Stated goal
In the listing below, locate the lines bearing the word "chevron". Copy every one of them.

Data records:
┄┄┄┄┄┄┄┄┄┄
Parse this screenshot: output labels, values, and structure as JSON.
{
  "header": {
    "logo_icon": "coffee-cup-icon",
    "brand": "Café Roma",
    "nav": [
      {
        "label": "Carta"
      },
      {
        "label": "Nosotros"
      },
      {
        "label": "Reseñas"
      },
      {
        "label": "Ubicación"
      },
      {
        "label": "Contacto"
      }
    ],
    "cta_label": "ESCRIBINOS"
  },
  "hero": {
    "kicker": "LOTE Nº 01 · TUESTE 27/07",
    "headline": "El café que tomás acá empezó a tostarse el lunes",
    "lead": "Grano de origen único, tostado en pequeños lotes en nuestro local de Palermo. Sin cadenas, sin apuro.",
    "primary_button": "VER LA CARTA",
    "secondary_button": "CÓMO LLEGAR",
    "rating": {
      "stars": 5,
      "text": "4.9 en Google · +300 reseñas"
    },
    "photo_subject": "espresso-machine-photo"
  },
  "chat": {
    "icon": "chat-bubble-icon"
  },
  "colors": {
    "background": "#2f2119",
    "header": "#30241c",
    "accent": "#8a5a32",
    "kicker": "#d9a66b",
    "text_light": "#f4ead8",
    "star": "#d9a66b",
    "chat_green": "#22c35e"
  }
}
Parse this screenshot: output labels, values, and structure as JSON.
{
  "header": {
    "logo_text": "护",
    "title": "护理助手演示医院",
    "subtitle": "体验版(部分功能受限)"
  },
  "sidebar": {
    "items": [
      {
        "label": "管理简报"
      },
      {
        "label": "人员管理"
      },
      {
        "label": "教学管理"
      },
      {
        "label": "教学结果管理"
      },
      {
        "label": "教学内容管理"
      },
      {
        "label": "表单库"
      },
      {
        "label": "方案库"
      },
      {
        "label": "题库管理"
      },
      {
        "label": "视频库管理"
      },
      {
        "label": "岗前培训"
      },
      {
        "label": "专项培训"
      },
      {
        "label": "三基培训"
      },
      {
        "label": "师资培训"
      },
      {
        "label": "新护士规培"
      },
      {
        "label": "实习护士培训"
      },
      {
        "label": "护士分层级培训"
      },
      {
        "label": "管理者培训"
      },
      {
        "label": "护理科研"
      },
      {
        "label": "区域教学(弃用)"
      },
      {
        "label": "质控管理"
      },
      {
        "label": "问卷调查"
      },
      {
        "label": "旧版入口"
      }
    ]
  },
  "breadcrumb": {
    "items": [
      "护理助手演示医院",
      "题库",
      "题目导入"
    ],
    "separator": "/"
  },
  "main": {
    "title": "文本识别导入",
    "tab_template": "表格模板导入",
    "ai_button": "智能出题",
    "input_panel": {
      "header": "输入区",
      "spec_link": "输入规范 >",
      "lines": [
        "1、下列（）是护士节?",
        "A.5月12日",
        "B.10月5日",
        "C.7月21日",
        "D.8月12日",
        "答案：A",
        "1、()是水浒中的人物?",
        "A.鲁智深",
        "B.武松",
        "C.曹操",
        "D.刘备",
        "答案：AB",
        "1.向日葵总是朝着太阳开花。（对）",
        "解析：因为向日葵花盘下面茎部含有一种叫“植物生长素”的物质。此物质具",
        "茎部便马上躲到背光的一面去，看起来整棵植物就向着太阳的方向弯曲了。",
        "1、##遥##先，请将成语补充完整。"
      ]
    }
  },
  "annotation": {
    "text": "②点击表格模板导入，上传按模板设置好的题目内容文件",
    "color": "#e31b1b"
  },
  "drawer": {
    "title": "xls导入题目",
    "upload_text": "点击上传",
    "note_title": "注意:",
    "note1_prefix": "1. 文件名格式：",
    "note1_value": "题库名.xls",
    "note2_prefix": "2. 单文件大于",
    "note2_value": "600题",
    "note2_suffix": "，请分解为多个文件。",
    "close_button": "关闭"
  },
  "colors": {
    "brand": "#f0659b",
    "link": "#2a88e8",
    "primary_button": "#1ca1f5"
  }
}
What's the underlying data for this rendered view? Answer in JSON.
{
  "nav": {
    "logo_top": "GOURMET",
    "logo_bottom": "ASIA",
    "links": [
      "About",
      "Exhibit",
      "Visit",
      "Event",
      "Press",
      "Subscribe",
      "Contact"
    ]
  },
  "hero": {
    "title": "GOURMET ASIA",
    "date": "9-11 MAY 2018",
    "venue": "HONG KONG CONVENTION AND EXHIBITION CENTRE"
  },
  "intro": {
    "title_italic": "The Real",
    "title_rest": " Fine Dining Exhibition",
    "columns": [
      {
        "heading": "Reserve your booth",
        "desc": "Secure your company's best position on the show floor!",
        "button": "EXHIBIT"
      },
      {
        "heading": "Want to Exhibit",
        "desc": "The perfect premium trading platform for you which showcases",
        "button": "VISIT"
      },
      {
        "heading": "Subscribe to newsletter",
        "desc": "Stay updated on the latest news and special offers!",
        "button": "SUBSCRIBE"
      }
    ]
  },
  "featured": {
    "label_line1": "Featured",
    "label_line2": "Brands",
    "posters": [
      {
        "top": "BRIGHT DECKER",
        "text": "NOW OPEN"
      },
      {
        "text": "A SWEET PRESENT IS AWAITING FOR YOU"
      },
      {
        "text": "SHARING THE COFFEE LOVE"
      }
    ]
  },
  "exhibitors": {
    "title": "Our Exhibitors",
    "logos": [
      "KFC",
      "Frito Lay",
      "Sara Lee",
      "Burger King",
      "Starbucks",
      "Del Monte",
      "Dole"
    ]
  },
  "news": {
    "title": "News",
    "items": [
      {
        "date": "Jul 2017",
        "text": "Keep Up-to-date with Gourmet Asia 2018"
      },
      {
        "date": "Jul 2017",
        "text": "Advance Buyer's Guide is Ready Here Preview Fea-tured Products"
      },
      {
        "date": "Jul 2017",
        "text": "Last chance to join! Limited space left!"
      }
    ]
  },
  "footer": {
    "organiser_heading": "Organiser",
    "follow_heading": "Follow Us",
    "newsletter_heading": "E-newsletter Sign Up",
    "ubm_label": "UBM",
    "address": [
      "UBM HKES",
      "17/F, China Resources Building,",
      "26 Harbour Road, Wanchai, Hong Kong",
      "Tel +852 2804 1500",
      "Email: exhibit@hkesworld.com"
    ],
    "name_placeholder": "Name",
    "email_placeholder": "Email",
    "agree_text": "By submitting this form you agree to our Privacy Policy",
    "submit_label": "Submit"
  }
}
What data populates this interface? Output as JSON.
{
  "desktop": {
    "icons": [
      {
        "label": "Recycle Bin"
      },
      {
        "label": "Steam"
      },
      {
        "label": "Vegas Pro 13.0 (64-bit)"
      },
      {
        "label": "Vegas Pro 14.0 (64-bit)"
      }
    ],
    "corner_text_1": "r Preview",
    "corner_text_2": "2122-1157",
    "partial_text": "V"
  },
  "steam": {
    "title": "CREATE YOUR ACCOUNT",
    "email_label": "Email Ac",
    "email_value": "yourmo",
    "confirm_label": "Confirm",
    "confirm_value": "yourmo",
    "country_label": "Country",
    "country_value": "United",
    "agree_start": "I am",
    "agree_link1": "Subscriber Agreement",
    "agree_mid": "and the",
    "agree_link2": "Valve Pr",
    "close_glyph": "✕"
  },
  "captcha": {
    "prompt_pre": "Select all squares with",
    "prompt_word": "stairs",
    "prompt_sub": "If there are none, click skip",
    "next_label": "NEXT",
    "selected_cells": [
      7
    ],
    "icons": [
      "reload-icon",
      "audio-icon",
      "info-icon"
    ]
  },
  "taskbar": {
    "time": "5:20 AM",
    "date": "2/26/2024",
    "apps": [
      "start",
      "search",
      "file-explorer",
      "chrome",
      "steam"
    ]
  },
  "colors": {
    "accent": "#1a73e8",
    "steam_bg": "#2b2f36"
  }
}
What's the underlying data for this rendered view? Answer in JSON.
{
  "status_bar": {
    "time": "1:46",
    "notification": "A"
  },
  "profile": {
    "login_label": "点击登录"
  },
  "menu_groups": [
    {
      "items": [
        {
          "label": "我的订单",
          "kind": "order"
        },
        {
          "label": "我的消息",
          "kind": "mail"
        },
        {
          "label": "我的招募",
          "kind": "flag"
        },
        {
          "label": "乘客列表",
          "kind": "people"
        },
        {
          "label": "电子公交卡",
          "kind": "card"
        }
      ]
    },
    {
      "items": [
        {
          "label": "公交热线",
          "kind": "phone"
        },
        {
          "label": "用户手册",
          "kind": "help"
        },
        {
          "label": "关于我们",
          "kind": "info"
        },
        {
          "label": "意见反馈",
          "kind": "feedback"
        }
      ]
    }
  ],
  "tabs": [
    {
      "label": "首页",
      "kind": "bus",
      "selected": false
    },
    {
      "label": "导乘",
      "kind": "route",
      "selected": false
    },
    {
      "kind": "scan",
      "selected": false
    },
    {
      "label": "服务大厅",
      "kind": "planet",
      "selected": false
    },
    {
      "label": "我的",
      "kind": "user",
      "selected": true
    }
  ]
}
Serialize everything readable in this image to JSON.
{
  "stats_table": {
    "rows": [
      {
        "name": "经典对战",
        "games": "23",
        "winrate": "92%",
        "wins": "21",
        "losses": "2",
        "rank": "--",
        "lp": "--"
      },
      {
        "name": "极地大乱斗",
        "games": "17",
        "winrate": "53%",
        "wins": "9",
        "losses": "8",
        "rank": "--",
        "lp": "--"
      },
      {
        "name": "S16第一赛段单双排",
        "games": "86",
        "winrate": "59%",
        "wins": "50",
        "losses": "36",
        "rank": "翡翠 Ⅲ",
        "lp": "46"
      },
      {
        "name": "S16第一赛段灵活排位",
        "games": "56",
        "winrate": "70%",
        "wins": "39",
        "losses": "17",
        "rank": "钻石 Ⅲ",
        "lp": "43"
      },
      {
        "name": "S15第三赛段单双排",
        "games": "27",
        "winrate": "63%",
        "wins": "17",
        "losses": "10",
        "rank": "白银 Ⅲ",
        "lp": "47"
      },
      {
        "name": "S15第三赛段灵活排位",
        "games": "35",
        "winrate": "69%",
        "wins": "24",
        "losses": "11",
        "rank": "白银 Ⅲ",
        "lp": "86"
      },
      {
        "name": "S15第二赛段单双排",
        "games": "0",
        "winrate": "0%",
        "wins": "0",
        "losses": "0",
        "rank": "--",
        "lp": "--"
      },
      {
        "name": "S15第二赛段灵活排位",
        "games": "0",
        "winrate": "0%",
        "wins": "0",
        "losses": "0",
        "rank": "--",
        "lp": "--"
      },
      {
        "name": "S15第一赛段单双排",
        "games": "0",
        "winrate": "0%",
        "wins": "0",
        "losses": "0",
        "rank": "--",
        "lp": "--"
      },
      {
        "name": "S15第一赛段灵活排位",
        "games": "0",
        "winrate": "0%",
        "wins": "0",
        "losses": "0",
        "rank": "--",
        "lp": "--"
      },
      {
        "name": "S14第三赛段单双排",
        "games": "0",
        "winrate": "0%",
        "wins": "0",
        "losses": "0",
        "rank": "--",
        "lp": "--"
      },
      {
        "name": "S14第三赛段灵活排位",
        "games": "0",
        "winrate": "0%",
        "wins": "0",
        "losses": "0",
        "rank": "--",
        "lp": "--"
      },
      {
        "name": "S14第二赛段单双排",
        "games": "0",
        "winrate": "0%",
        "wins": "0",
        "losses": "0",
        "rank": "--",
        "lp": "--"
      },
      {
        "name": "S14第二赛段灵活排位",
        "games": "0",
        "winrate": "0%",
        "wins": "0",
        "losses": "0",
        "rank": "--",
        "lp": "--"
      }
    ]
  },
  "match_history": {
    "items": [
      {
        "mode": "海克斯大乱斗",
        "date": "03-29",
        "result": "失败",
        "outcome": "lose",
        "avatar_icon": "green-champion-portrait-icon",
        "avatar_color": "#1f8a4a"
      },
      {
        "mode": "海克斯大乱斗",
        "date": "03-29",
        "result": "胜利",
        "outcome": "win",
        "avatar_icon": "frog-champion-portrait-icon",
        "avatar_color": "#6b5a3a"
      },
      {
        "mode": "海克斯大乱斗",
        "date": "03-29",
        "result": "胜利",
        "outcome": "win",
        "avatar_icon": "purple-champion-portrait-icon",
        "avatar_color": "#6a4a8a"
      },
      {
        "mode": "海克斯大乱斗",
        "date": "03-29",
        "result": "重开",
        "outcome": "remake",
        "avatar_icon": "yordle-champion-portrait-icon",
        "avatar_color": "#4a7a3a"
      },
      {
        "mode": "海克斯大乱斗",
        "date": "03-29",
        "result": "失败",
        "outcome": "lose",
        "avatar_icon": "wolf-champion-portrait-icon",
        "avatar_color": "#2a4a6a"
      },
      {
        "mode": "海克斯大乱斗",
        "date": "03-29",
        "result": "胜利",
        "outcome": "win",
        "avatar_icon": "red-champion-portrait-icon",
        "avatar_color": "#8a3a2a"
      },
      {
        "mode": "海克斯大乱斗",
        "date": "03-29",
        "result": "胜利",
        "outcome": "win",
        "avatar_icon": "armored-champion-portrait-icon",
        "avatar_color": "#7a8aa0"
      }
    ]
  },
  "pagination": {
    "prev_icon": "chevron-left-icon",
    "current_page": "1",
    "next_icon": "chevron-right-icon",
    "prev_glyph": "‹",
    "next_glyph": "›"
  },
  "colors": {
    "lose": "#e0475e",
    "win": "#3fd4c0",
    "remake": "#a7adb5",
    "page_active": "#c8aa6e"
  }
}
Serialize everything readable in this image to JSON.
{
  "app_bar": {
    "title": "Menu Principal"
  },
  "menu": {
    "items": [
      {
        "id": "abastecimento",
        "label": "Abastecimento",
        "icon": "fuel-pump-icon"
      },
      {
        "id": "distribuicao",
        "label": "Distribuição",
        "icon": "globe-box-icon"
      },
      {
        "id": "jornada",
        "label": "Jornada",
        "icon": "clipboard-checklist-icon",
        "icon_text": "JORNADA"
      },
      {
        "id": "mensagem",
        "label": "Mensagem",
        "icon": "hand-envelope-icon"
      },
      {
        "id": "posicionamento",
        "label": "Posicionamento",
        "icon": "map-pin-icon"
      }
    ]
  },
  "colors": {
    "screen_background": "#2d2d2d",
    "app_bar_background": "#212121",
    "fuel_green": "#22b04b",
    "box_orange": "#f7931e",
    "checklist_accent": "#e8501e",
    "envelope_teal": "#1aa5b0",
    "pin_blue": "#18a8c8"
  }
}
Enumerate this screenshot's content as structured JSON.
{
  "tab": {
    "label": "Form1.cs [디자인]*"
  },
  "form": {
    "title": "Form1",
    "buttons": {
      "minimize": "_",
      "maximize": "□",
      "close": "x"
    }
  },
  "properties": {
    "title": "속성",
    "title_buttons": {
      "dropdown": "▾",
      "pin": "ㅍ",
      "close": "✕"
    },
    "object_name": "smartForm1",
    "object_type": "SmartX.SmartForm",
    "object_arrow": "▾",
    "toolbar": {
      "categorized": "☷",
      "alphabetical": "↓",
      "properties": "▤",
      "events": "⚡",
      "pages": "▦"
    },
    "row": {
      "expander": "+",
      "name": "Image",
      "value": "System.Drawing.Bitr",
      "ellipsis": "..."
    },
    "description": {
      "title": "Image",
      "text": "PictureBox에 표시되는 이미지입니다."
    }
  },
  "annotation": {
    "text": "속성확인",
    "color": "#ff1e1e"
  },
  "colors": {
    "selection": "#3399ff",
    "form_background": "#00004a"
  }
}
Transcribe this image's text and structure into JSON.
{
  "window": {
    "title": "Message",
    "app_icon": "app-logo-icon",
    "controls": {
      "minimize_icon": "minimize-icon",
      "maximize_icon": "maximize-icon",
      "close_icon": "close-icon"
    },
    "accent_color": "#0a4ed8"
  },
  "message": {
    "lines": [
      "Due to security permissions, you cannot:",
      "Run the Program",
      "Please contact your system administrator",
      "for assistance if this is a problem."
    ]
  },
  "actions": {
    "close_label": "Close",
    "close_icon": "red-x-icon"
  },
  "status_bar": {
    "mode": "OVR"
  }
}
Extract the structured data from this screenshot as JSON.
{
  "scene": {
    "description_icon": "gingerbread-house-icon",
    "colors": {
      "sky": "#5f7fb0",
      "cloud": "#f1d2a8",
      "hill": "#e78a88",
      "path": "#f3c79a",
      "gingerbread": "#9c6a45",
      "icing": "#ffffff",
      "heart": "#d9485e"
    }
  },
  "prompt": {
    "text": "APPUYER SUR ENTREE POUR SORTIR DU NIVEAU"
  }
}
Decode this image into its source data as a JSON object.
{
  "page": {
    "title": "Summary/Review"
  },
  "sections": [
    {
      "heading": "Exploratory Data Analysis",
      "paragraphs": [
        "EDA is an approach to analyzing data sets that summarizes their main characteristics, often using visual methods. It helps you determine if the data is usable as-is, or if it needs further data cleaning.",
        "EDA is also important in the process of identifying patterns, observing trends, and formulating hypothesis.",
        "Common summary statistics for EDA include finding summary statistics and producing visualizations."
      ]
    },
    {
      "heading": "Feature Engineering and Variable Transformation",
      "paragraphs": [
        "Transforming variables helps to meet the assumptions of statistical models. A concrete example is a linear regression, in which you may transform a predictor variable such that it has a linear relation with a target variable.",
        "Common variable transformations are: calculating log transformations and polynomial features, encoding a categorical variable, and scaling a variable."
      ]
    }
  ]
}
┄┄┄┄┄┄┄┄┄┄
Final answer
    "prev_icon": "chevron-left-icon",
    "next_icon": "chevron-right-icon",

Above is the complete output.